(Goal) Collect from the data below each line with "MOST".
--- START ---
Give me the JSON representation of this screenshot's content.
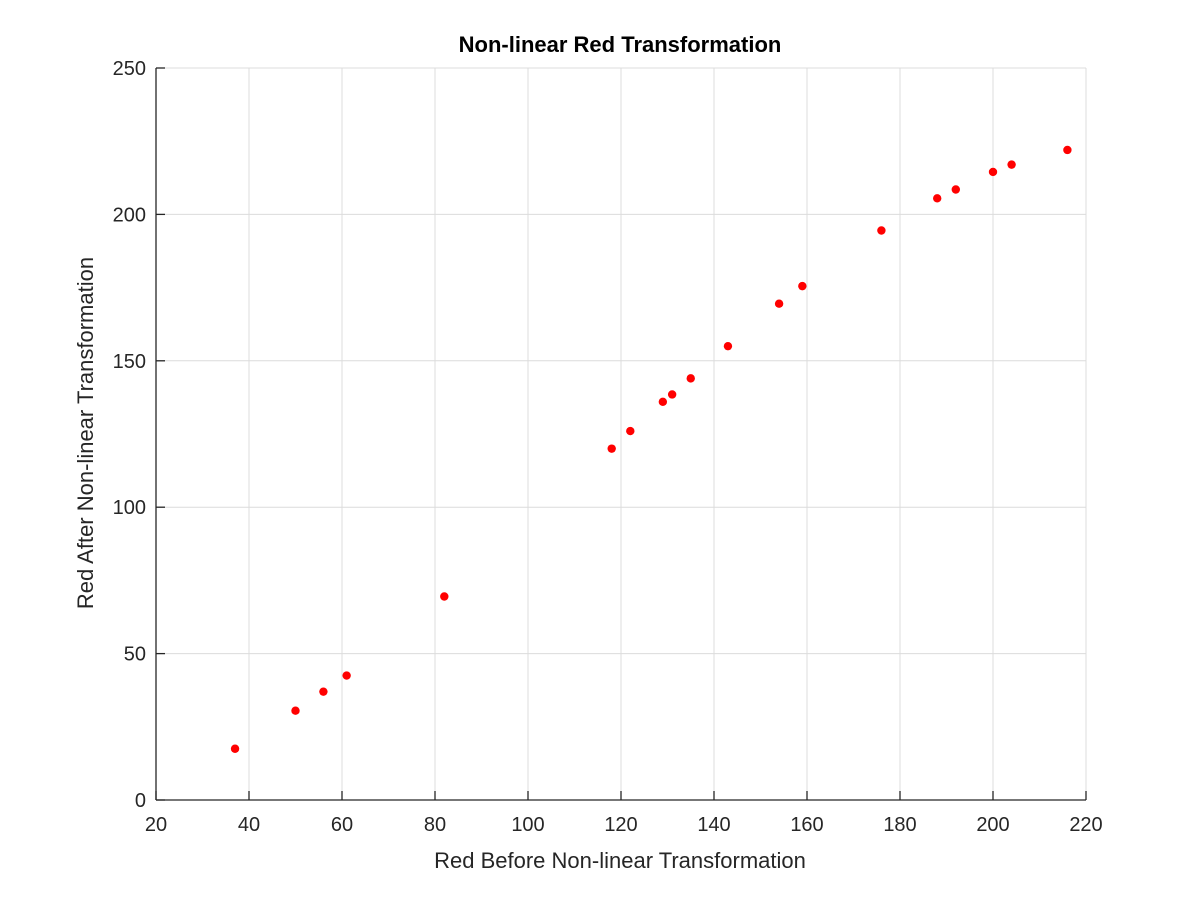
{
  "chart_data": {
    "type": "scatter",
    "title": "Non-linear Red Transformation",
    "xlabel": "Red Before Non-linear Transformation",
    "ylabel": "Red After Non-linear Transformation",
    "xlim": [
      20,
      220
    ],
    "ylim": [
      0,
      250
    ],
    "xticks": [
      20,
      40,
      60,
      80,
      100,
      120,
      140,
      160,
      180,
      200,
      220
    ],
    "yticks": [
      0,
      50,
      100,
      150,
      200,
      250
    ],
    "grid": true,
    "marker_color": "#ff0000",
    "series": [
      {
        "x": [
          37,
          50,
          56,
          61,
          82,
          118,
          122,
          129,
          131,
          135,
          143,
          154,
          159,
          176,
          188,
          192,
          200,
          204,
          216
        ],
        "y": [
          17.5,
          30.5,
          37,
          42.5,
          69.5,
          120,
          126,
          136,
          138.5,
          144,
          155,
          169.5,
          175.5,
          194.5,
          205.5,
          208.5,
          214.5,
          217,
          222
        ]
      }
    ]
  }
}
--- END ---
--- START ---
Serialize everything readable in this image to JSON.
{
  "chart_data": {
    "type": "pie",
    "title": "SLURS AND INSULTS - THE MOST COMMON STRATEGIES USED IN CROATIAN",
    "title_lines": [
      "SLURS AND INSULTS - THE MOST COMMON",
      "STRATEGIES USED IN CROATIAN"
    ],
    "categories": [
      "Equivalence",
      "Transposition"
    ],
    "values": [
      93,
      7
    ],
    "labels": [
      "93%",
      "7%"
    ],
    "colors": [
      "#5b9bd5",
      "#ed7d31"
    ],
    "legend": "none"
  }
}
--- END ---
(Result below)
    "title": "SLURS AND INSULTS - THE MOST COMMON STRATEGIES USED IN CROATIAN",
      "SLURS AND INSULTS - THE MOST COMMON",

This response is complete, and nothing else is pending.